● **SHORT TASK**: Collect all lines below with the string "日倒推连续计算满半年".

● **DATA LISTING**:

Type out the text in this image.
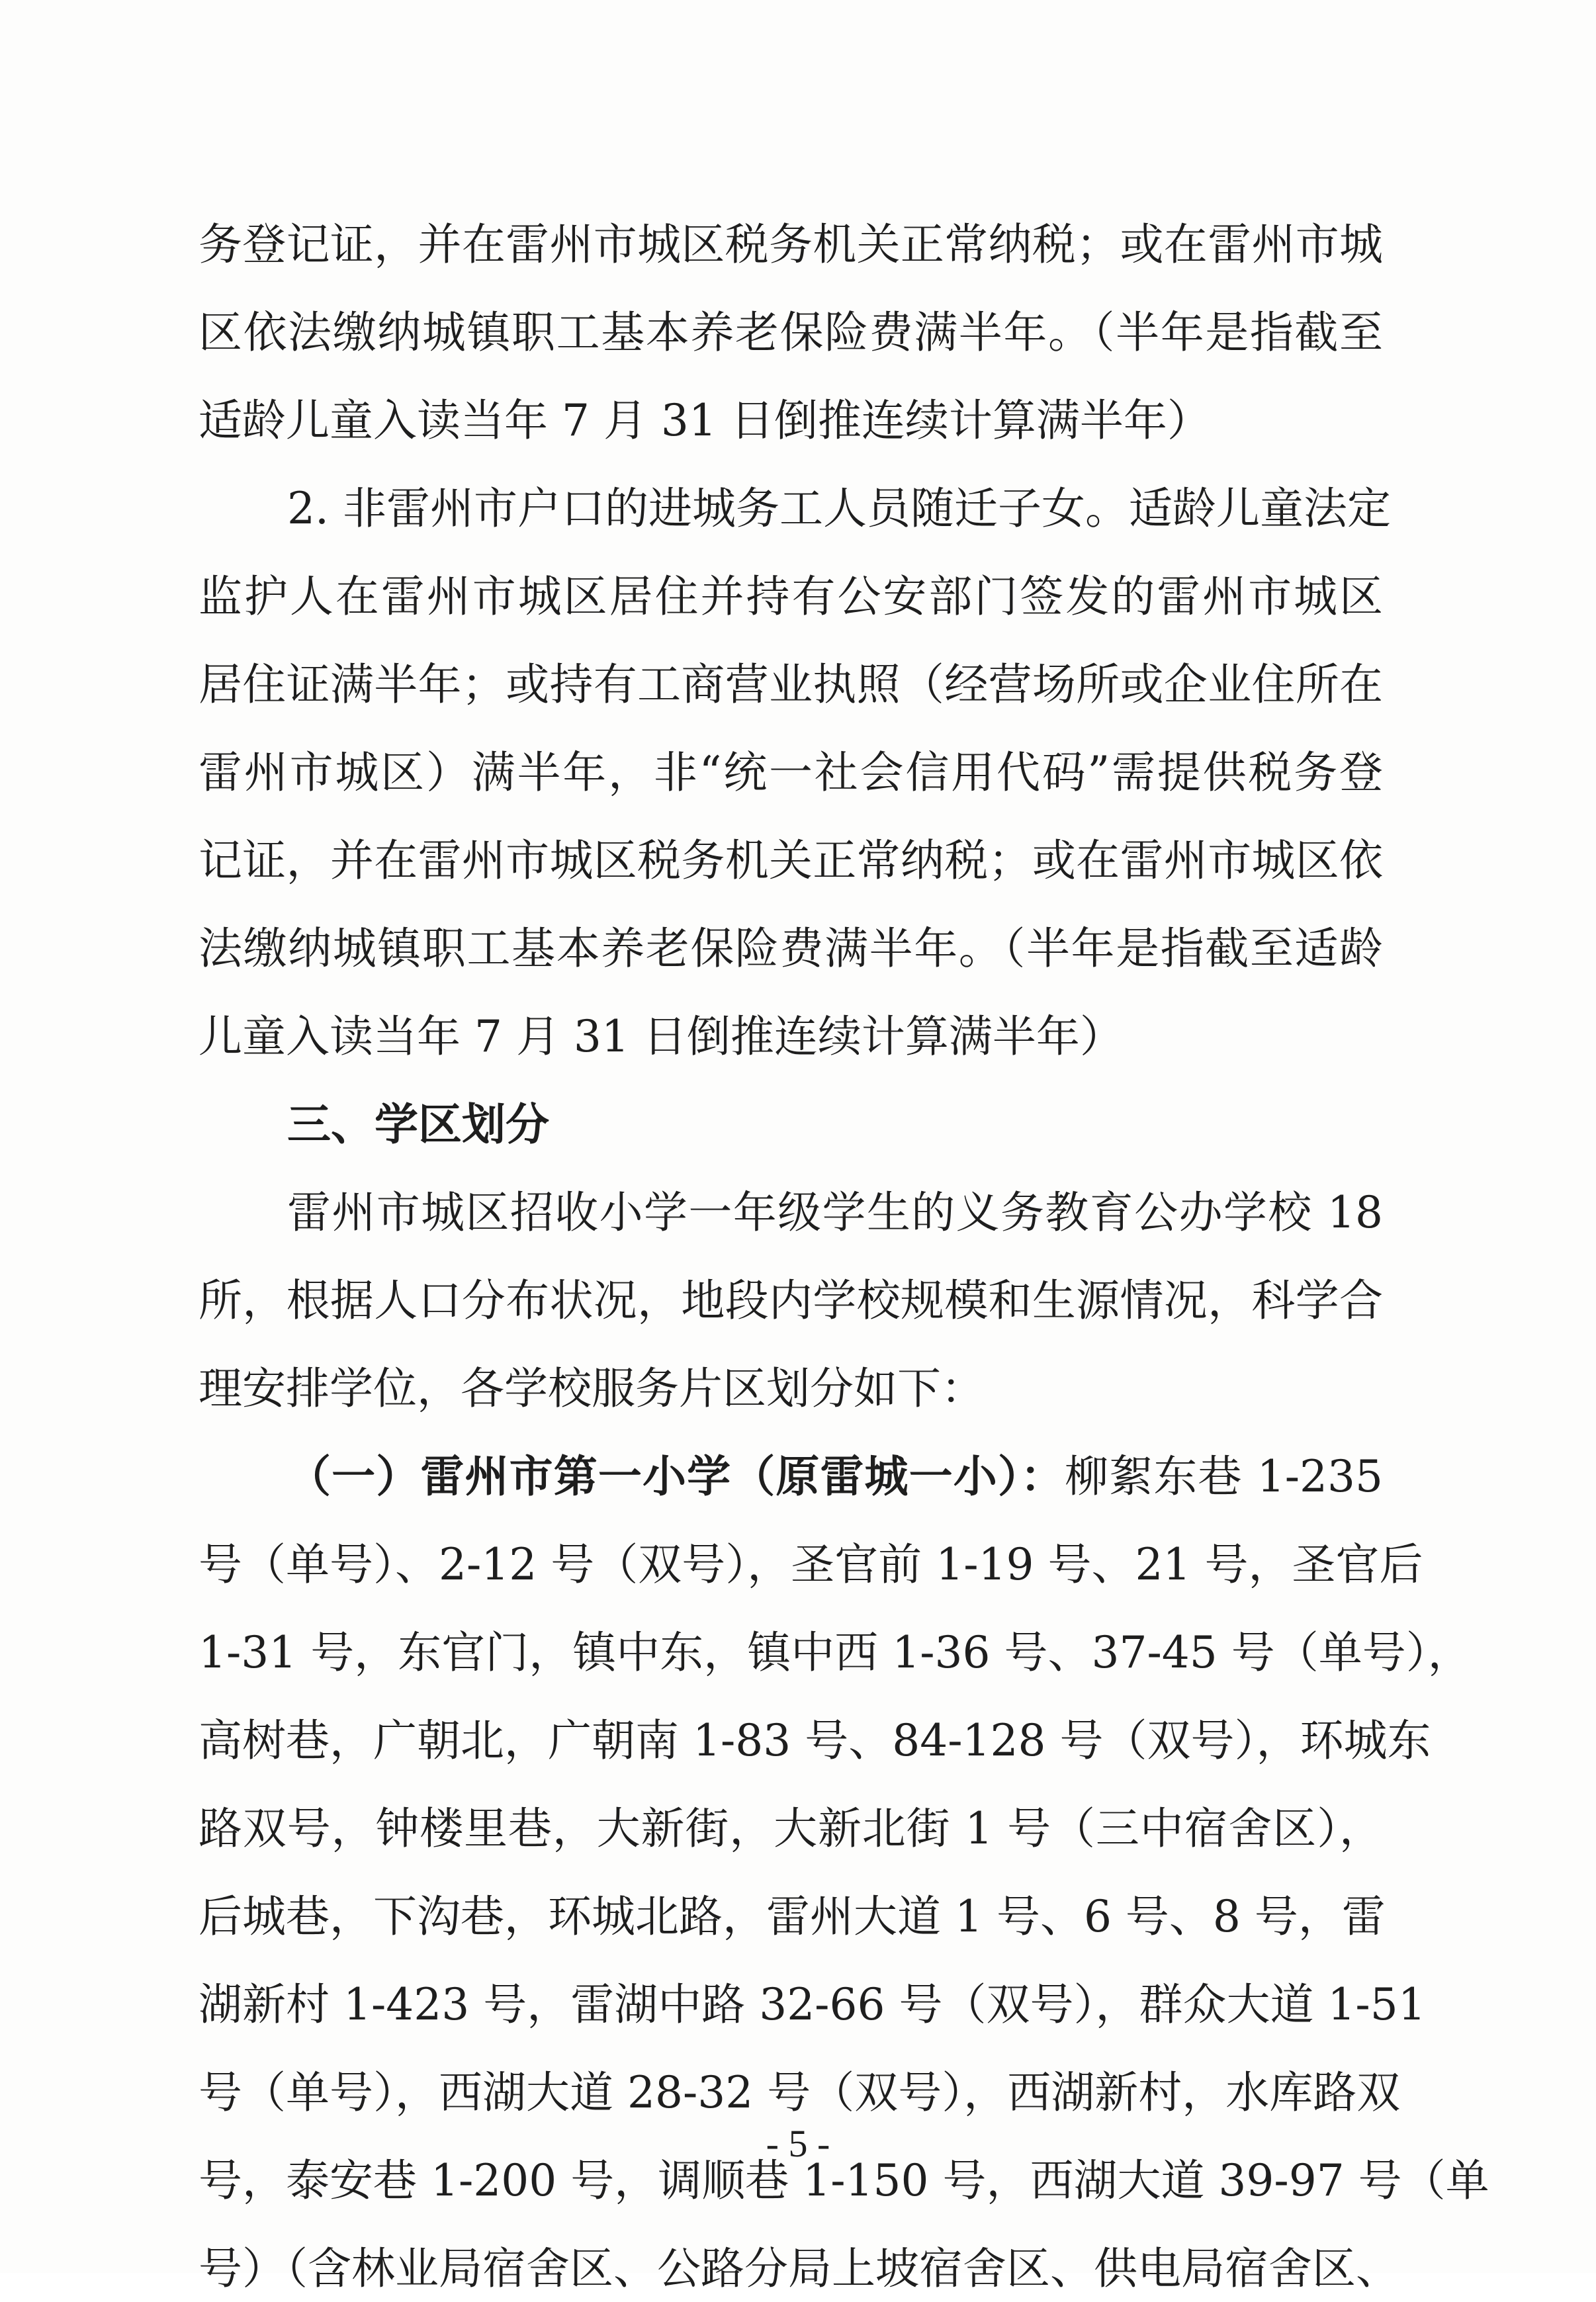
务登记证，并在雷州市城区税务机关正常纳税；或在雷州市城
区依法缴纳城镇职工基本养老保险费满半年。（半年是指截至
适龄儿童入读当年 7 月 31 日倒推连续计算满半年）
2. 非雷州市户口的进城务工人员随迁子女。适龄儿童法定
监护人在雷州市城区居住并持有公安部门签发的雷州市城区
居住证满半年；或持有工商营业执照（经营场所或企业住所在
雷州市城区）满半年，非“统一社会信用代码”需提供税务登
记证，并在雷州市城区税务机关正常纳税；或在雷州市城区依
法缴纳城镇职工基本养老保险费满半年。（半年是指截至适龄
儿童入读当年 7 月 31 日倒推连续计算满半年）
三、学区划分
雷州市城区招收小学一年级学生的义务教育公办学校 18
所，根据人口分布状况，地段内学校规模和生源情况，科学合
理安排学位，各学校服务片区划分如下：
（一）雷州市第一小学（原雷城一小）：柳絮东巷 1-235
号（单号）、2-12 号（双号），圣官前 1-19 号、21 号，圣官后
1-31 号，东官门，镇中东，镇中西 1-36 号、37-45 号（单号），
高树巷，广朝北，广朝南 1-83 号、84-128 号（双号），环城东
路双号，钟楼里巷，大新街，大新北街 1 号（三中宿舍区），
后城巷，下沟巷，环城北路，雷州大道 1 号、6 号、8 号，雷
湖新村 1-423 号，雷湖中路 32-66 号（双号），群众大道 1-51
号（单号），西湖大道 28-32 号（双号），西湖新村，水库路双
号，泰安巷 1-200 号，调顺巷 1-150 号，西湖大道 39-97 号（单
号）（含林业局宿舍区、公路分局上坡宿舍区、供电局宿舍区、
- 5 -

* * *

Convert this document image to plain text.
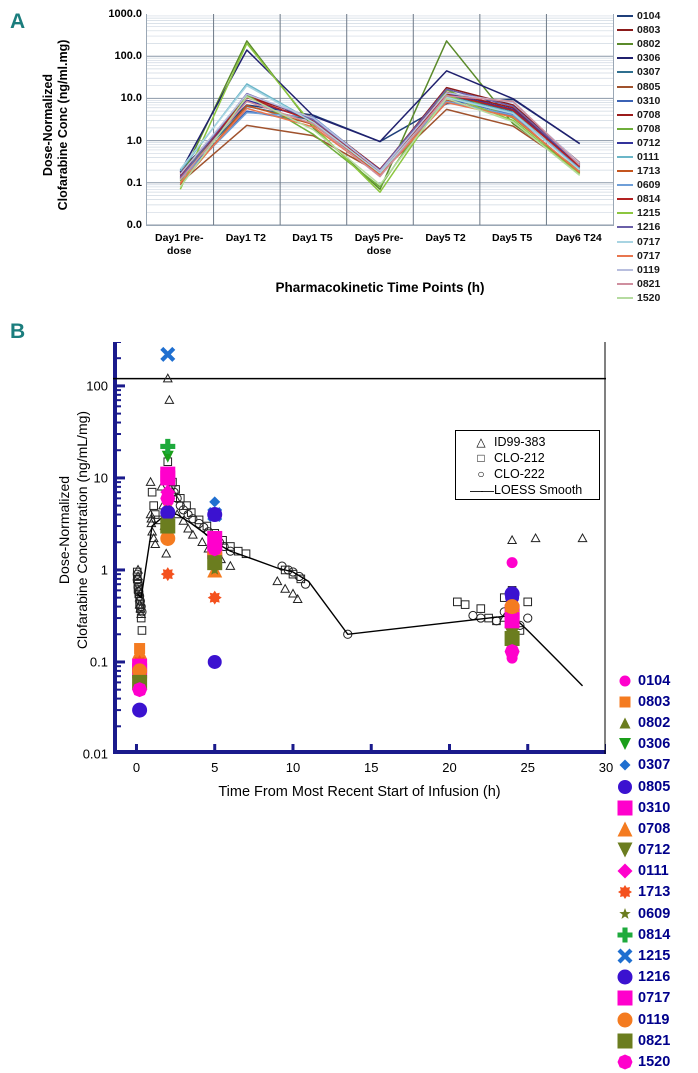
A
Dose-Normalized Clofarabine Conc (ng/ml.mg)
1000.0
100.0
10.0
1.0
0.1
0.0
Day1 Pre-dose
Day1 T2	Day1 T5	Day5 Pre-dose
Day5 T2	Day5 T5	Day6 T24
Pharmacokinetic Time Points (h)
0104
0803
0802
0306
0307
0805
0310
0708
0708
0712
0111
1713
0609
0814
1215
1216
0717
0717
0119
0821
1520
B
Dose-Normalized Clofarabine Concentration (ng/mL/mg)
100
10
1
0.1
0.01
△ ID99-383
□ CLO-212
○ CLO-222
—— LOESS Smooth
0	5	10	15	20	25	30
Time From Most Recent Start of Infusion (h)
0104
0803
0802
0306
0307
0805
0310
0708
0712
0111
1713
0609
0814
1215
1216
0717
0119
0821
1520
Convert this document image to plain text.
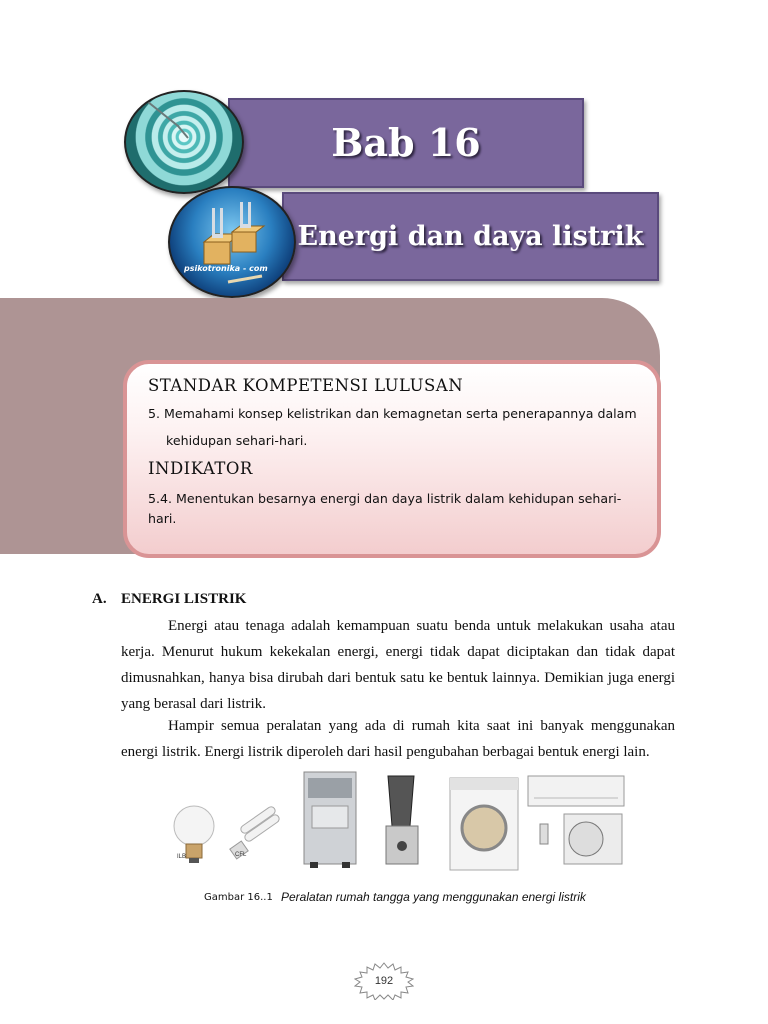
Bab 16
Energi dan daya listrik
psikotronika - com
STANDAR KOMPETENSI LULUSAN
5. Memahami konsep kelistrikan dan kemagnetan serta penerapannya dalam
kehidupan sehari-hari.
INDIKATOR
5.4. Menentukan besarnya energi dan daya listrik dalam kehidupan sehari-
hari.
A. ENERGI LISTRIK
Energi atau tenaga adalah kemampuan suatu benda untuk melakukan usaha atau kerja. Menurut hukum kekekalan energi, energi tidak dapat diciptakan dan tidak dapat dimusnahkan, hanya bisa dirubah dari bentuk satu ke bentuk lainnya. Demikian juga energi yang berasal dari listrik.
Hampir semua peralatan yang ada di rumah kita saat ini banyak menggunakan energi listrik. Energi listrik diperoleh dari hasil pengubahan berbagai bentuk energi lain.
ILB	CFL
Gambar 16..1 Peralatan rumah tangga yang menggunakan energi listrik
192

* * *

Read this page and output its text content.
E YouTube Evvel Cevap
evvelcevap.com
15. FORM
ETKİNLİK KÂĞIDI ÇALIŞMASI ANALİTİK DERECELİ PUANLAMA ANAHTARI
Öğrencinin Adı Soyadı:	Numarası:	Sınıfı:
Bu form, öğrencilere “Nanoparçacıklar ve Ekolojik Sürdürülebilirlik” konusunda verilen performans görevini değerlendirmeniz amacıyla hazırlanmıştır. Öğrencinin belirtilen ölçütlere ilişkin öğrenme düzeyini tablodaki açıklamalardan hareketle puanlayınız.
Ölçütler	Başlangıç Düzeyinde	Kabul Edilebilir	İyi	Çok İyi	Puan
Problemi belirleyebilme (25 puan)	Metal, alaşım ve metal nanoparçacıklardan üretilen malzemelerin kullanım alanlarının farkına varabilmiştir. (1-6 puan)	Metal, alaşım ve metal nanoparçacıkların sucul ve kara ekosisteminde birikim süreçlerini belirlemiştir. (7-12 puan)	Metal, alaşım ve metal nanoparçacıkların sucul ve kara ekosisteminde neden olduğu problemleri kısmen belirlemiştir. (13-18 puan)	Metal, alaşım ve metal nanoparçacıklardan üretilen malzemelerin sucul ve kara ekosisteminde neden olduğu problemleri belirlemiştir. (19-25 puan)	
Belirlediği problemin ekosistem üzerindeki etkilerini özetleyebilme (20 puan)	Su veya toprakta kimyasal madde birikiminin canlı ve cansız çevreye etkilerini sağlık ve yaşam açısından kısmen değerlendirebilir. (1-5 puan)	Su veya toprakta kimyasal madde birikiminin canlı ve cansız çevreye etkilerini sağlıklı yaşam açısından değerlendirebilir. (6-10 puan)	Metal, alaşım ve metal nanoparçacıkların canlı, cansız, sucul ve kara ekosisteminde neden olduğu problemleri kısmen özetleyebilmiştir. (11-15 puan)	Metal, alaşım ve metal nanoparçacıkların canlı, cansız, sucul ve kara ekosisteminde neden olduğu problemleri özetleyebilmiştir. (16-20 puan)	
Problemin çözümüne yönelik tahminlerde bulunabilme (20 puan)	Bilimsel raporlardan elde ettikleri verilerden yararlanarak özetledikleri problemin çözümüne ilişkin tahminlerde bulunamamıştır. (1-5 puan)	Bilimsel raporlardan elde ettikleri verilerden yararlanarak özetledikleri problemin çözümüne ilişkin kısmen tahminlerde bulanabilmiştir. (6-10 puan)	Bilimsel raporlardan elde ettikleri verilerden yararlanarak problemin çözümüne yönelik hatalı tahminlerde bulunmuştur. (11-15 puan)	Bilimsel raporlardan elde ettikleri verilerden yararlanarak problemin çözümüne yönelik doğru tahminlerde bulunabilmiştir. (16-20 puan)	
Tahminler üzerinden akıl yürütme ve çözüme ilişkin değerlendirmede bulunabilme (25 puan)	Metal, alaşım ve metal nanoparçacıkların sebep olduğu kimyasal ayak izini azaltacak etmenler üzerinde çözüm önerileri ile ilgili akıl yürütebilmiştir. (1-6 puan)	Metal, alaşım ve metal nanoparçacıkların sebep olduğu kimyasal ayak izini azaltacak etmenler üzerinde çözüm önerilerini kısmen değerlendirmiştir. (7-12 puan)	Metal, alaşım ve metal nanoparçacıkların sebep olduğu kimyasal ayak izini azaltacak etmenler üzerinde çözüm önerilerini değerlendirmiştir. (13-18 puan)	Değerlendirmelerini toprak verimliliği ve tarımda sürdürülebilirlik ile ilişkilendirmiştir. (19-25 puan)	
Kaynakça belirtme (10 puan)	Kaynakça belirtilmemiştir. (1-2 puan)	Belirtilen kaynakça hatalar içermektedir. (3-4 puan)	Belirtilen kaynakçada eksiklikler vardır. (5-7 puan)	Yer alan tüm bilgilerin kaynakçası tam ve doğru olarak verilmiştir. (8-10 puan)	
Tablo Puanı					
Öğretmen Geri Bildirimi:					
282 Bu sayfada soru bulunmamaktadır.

● **EXPECTED ANSWER**:
适龄儿童入读当年 7 月 31 日倒推连续计算满半年）
儿童入读当年 7 月 31 日倒推连续计算满半年）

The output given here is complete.